— BEGIN DATASET CONTENT —
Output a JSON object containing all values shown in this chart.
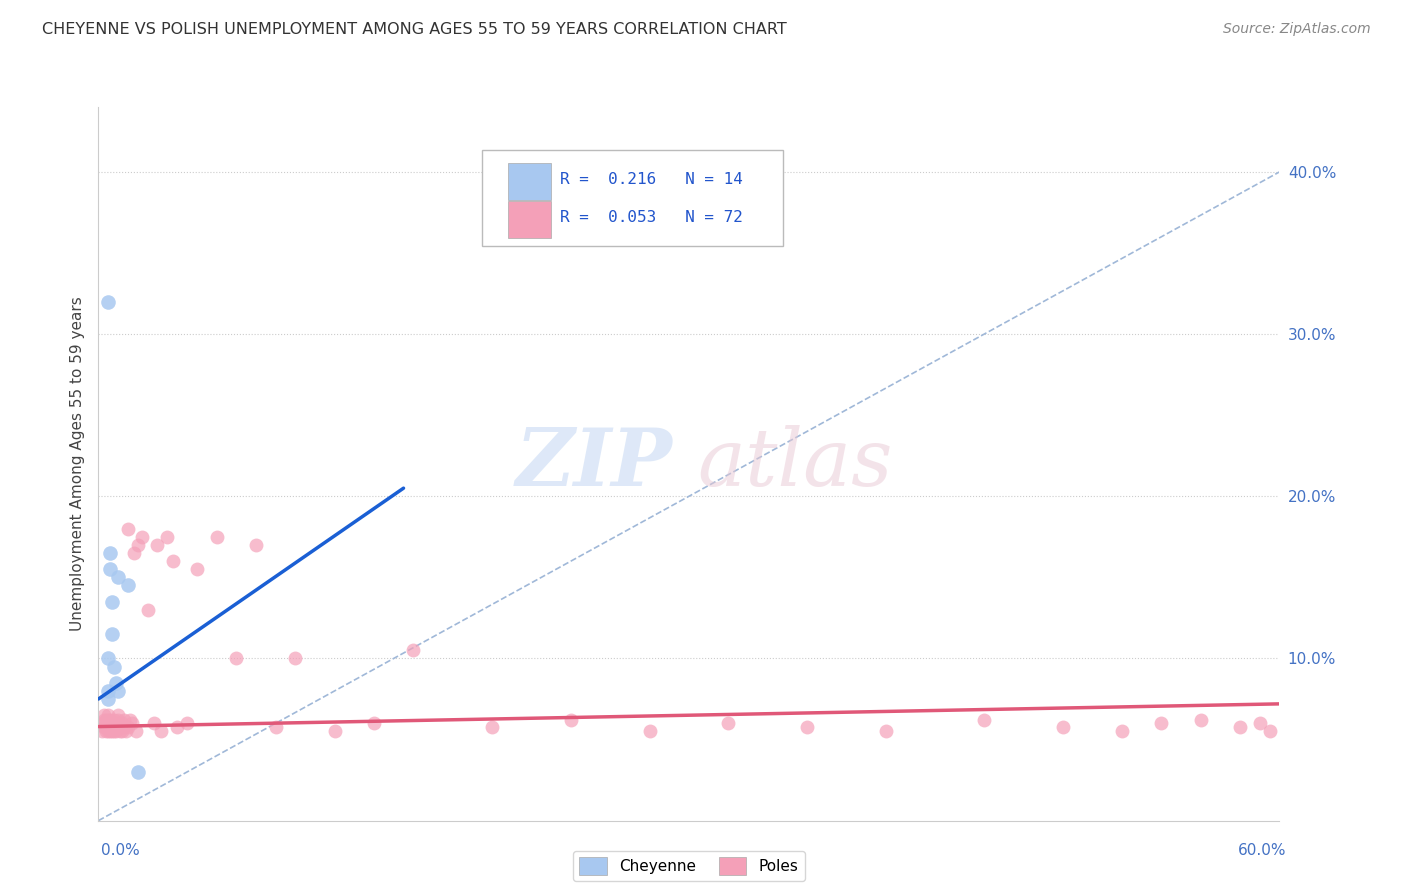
{
  "title": "CHEYENNE VS POLISH UNEMPLOYMENT AMONG AGES 55 TO 59 YEARS CORRELATION CHART",
  "source": "Source: ZipAtlas.com",
  "ylabel": "Unemployment Among Ages 55 to 59 years",
  "ytick_values": [
    0.0,
    0.1,
    0.2,
    0.3,
    0.4
  ],
  "xlim": [
    0.0,
    0.6
  ],
  "ylim": [
    0.0,
    0.44
  ],
  "cheyenne_color": "#a8c8f0",
  "poles_color": "#f4a0b8",
  "cheyenne_line_color": "#1a5fd4",
  "poles_line_color": "#e05878",
  "diag_color": "#a0b8d8",
  "background_color": "#ffffff",
  "cheyenne_x": [
    0.005,
    0.005,
    0.005,
    0.005,
    0.006,
    0.006,
    0.007,
    0.007,
    0.008,
    0.009,
    0.01,
    0.01,
    0.015,
    0.02
  ],
  "cheyenne_y": [
    0.32,
    0.08,
    0.075,
    0.1,
    0.155,
    0.165,
    0.135,
    0.115,
    0.095,
    0.085,
    0.15,
    0.08,
    0.145,
    0.03
  ],
  "poles_x": [
    0.002,
    0.002,
    0.003,
    0.003,
    0.003,
    0.004,
    0.004,
    0.004,
    0.005,
    0.005,
    0.005,
    0.005,
    0.006,
    0.006,
    0.006,
    0.007,
    0.007,
    0.007,
    0.008,
    0.008,
    0.008,
    0.009,
    0.009,
    0.009,
    0.01,
    0.01,
    0.011,
    0.011,
    0.012,
    0.012,
    0.013,
    0.013,
    0.014,
    0.015,
    0.015,
    0.016,
    0.017,
    0.018,
    0.019,
    0.02,
    0.022,
    0.025,
    0.028,
    0.03,
    0.032,
    0.035,
    0.038,
    0.04,
    0.045,
    0.05,
    0.06,
    0.07,
    0.08,
    0.09,
    0.1,
    0.12,
    0.14,
    0.16,
    0.2,
    0.24,
    0.28,
    0.32,
    0.36,
    0.4,
    0.45,
    0.49,
    0.52,
    0.54,
    0.56,
    0.58,
    0.59,
    0.595
  ],
  "poles_y": [
    0.055,
    0.06,
    0.058,
    0.062,
    0.065,
    0.055,
    0.058,
    0.062,
    0.058,
    0.055,
    0.062,
    0.065,
    0.055,
    0.058,
    0.062,
    0.06,
    0.055,
    0.058,
    0.055,
    0.062,
    0.058,
    0.06,
    0.055,
    0.058,
    0.062,
    0.065,
    0.055,
    0.058,
    0.06,
    0.055,
    0.062,
    0.058,
    0.055,
    0.18,
    0.058,
    0.062,
    0.06,
    0.165,
    0.055,
    0.17,
    0.175,
    0.13,
    0.06,
    0.17,
    0.055,
    0.175,
    0.16,
    0.058,
    0.06,
    0.155,
    0.175,
    0.1,
    0.17,
    0.058,
    0.1,
    0.055,
    0.06,
    0.105,
    0.058,
    0.062,
    0.055,
    0.06,
    0.058,
    0.055,
    0.062,
    0.058,
    0.055,
    0.06,
    0.062,
    0.058,
    0.06,
    0.055
  ],
  "cheyenne_line_x": [
    0.0,
    0.155
  ],
  "cheyenne_line_y": [
    0.075,
    0.205
  ],
  "poles_line_x": [
    0.0,
    0.6
  ],
  "poles_line_y": [
    0.058,
    0.072
  ],
  "diag_line_x": [
    0.0,
    0.6
  ],
  "diag_line_y": [
    0.0,
    0.4
  ]
}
— END DATASET CONTENT —
• THE TASK: Write every record out again exactly; no pictures belong in the copy.

• FULL ANSWER:
Output a JSON object containing all values shown in this chart.
{
  "title": "CHEYENNE VS POLISH UNEMPLOYMENT AMONG AGES 55 TO 59 YEARS CORRELATION CHART",
  "source": "Source: ZipAtlas.com",
  "ylabel": "Unemployment Among Ages 55 to 59 years",
  "ytick_values": [
    0.0,
    0.1,
    0.2,
    0.3,
    0.4
  ],
  "xlim": [
    0.0,
    0.6
  ],
  "ylim": [
    0.0,
    0.44
  ],
  "cheyenne_color": "#a8c8f0",
  "poles_color": "#f4a0b8",
  "cheyenne_line_color": "#1a5fd4",
  "poles_line_color": "#e05878",
  "diag_color": "#a0b8d8",
  "background_color": "#ffffff",
  "cheyenne_x": [
    0.005,
    0.005,
    0.005,
    0.005,
    0.006,
    0.006,
    0.007,
    0.007,
    0.008,
    0.009,
    0.01,
    0.01,
    0.015,
    0.02
  ],
  "cheyenne_y": [
    0.32,
    0.08,
    0.075,
    0.1,
    0.155,
    0.165,
    0.135,
    0.115,
    0.095,
    0.085,
    0.15,
    0.08,
    0.145,
    0.03
  ],
  "poles_x": [
    0.002,
    0.002,
    0.003,
    0.003,
    0.003,
    0.004,
    0.004,
    0.004,
    0.005,
    0.005,
    0.005,
    0.005,
    0.006,
    0.006,
    0.006,
    0.007,
    0.007,
    0.007,
    0.008,
    0.008,
    0.008,
    0.009,
    0.009,
    0.009,
    0.01,
    0.01,
    0.011,
    0.011,
    0.012,
    0.012,
    0.013,
    0.013,
    0.014,
    0.015,
    0.015,
    0.016,
    0.017,
    0.018,
    0.019,
    0.02,
    0.022,
    0.025,
    0.028,
    0.03,
    0.032,
    0.035,
    0.038,
    0.04,
    0.045,
    0.05,
    0.06,
    0.07,
    0.08,
    0.09,
    0.1,
    0.12,
    0.14,
    0.16,
    0.2,
    0.24,
    0.28,
    0.32,
    0.36,
    0.4,
    0.45,
    0.49,
    0.52,
    0.54,
    0.56,
    0.58,
    0.59,
    0.595
  ],
  "poles_y": [
    0.055,
    0.06,
    0.058,
    0.062,
    0.065,
    0.055,
    0.058,
    0.062,
    0.058,
    0.055,
    0.062,
    0.065,
    0.055,
    0.058,
    0.062,
    0.06,
    0.055,
    0.058,
    0.055,
    0.062,
    0.058,
    0.06,
    0.055,
    0.058,
    0.062,
    0.065,
    0.055,
    0.058,
    0.06,
    0.055,
    0.062,
    0.058,
    0.055,
    0.18,
    0.058,
    0.062,
    0.06,
    0.165,
    0.055,
    0.17,
    0.175,
    0.13,
    0.06,
    0.17,
    0.055,
    0.175,
    0.16,
    0.058,
    0.06,
    0.155,
    0.175,
    0.1,
    0.17,
    0.058,
    0.1,
    0.055,
    0.06,
    0.105,
    0.058,
    0.062,
    0.055,
    0.06,
    0.058,
    0.055,
    0.062,
    0.058,
    0.055,
    0.06,
    0.062,
    0.058,
    0.06,
    0.055
  ],
  "cheyenne_line_x": [
    0.0,
    0.155
  ],
  "cheyenne_line_y": [
    0.075,
    0.205
  ],
  "poles_line_x": [
    0.0,
    0.6
  ],
  "poles_line_y": [
    0.058,
    0.072
  ],
  "diag_line_x": [
    0.0,
    0.6
  ],
  "diag_line_y": [
    0.0,
    0.4
  ]
}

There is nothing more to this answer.